> **TASK**
Write the next part of the article below about the Children not in School consultation, continuing after its final sentence.

:: QUOTED PASSAGE

Last month, the Government published a consultation entitled Children not in School, on possible legislation around home education and out-of-school education settings. Our Advocacy team at the Evangelical Alliance, have highlighted some concerns with the consultation and asks whether this is the best way to safeguard our children.

Read our guide to responding to parts of this consultation.

As well as proposals around home-education, the consultation proposes creating a legal obligation upon proprietors’ of settings’ to take, maintain and store registers of attendance at a setting’ for state inspection upon request. Below we set out some of our concerns with this proposal, and how you might want to respond. 

Why is this of interest to evangelicals?

Many evangelicals will not home-school their children. However, the proposals around settings’ are much broader than home-schoolers. In fact, they could lead to the requirement for all settings’ to take and maintain registers of all young people present, on the grounds that a home-educated child may be in attendance. 

Evangelical churches and organisations provide many different settings or activities for young people, who will also attend other events and ministries alongside adults. These can be formal or informal, large or small. So, we have a stake in any debate around proposals which have an impact on this aspect of church life.

Just over three years ago, the Government was consulting on registering and inspecting out-of-school settings via Ofsted. This could have meant the regulation of Sunday schools and church services, on vaguely-defined grounds such as undesirable teaching”. The Evangelical Alliance, alongside many other groups, MPs from all parties, and the majority of respondents to the consultation, objected to these proposals. They were disproportionate and unable to add significantly to the existing powers of statutory agencies (e.g. the police, local authorities). As a result, the Government eventually decided not to proceed with them.

::::
:: RECORDED DATA

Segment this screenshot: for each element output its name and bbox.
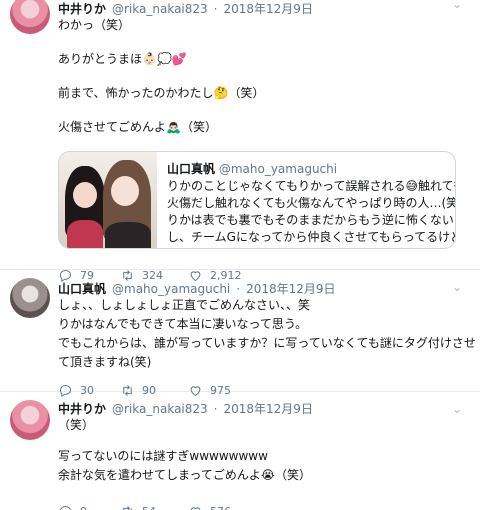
tweet-actions: 9 54 576 <box>58 501 468 510</box>
reply-icon <box>60 505 71 510</box>
separator-dot: · <box>236 282 241 296</box>
quoted-tweet[interactable]: 山口真帆 @maho_yamaguchi りかのことじゃなくてもりかって誤解され… <box>58 151 456 249</box>
tweet-text-line: しょ、、しょしょしょ正直でごめんなさい、、笑 <box>58 298 311 312</box>
tweet-text-line: て頂きますね(笑) <box>58 355 152 369</box>
tweet-reply[interactable]: ⌄ 山口真帆 @maho_yamaguchi · 2018年12月9日 しょ、、… <box>0 270 480 397</box>
display-name[interactable]: 中井りか <box>58 400 106 417</box>
tweet-reply[interactable]: ⌄ 中井りか @rika_nakai823 · 2018年12月9日 （笑） 写… <box>0 392 480 510</box>
quoted-text-line: りかのことじゃなくてもりかって誤解される😅触れても <box>167 179 455 193</box>
like-button[interactable]: 576 <box>188 504 278 510</box>
quoted-tweet-photo[interactable] <box>59 152 157 248</box>
tweet-header: 山口真帆 @maho_yamaguchi · 2018年12月9日 <box>58 280 468 296</box>
quoted-text-line: りかは表でも裏でもそのままだからもう逆に怖くない <box>167 213 454 227</box>
tweet-date[interactable]: 2018年12月9日 <box>246 280 335 297</box>
quoted-user-handle: @maho_yamaguchi <box>218 162 338 176</box>
quoted-text-line: し、チームGになってから仲良くさせてもらってるけど時 <box>167 230 455 244</box>
quoted-tweet-body: 山口真帆 @maho_yamaguchi りかのことじゃなくてもりかって誤解され… <box>157 152 455 248</box>
like-count: 576 <box>210 505 231 510</box>
tweet-text-line: ありがとうまほ👶🏻💭💕 <box>58 52 187 66</box>
tweet-header: 中井りか @rika_nakai823 · 2018年12月9日 <box>58 0 468 16</box>
tweet-text-line: （笑） <box>58 418 95 432</box>
reply-count: 9 <box>80 505 87 510</box>
display-name[interactable]: 山口真帆 <box>58 280 106 297</box>
display-name[interactable]: 中井りか <box>58 0 106 17</box>
tweet-date[interactable]: 2018年12月9日 <box>224 400 313 417</box>
tweet-text-line: わかっ（笑） <box>58 18 131 32</box>
quoted-display-name: 山口真帆 <box>167 162 216 176</box>
separator-dot: · <box>213 2 218 16</box>
avatar[interactable] <box>10 0 50 34</box>
heart-icon <box>190 506 201 510</box>
separator-dot: · <box>213 402 218 416</box>
tweet-main[interactable]: ⌄ 中井りか @rika_nakai823 · 2018年12月9日 わかっ（笑… <box>0 0 480 282</box>
chevron-down-icon[interactable]: ⌄ <box>452 0 462 11</box>
retweet-icon <box>123 505 132 510</box>
avatar[interactable] <box>10 278 50 318</box>
user-handle[interactable]: @maho_yamaguchi <box>112 282 230 296</box>
chevron-down-icon[interactable]: ⌄ <box>452 402 462 416</box>
tweet-text-line: 前まで、怖かったのかわたし🤔（笑） <box>58 86 265 100</box>
user-handle[interactable]: @rika_nakai823 <box>112 2 208 16</box>
tweet-date[interactable]: 2018年12月9日 <box>224 0 313 17</box>
tweet-text-line: 写ってないのには謎すぎwwwwwwww <box>58 449 268 463</box>
reply-button[interactable]: 9 <box>58 504 120 510</box>
tweet-text-line: でもこれからは、誰が写っていますか？に写っていなくても謎にタグ付けさせ <box>58 336 476 350</box>
user-handle[interactable]: @rika_nakai823 <box>112 402 208 416</box>
quoted-text-line: 火傷だし触れなくても火傷なんてやっぱり時の人…(笑) <box>167 196 455 210</box>
chevron-down-icon[interactable]: ⌄ <box>452 280 462 294</box>
retweet-count: 54 <box>142 505 156 510</box>
tweet-text-line: 余計な気を遣わせてしまってごめんよ😭（笑） <box>58 468 311 482</box>
tweet-header: 中井りか @rika_nakai823 · 2018年12月9日 <box>58 400 468 416</box>
avatar[interactable] <box>10 400 50 440</box>
tweet-text-line: 火傷させてごめんよ🙇🏻‍♂️（笑） <box>58 120 217 134</box>
tweet-text-line: りかはなんでもできて本当に凄いなって思う。 <box>58 317 308 331</box>
retweet-button[interactable]: 54 <box>120 504 188 510</box>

::::

> **RESPONSE BELOW**
What are our concerns with the consultation?

There is a danger that these new requirements on education settings could generate the same problems as previous proposed ones on out-of-school settings. Those 2015 proposals collapsed due to their broad focus, vague language and unintended outcomes. In this consultation, we believe that there are three questions about the contexts covered which the consultation document fails to answer: 

  • What is an educational setting? 
  • What are normal school hours?
  • Who is a proprietor of a setting?

At their broadest definition, these terms could cover all sorts of Christian activities, far beyond the scope of children who are home-educated. 

What is a setting?

Problems emerge when we ask what a setting’ actually is, to determine which groups will be obliged to hold information on young people. The Department for Education’s (DfE) last published definition of an out of school setting’ in February 2019 defined a setting as a place outside school /​college and registered childminders that provides tuition, training, instruction or activities’ without parental or carer’s supervision. This means that churches are educational settings, alongside museums, galleries, and many other contexts. Requiring all these to take and maintain registers for statutory inspection seems to go well beyond the consultation’s remit of children not in mainstream education. Indeed, even grandparents taking their home-schooled grandchildren to the park to study nature during normal school hours’, could come within scope as a proprietors’ of educational setting’ under the above definition. 

Should a museum have to register every child who visits? According to the Government’s own statistics, there were nearly 7.9 million under-16’s visiting England’s largest museums in 2017 – 2018. Similar proportions visited those in Scotland, Wales and Northern Ireland, along with many other smaller museums and attractions throughout the country.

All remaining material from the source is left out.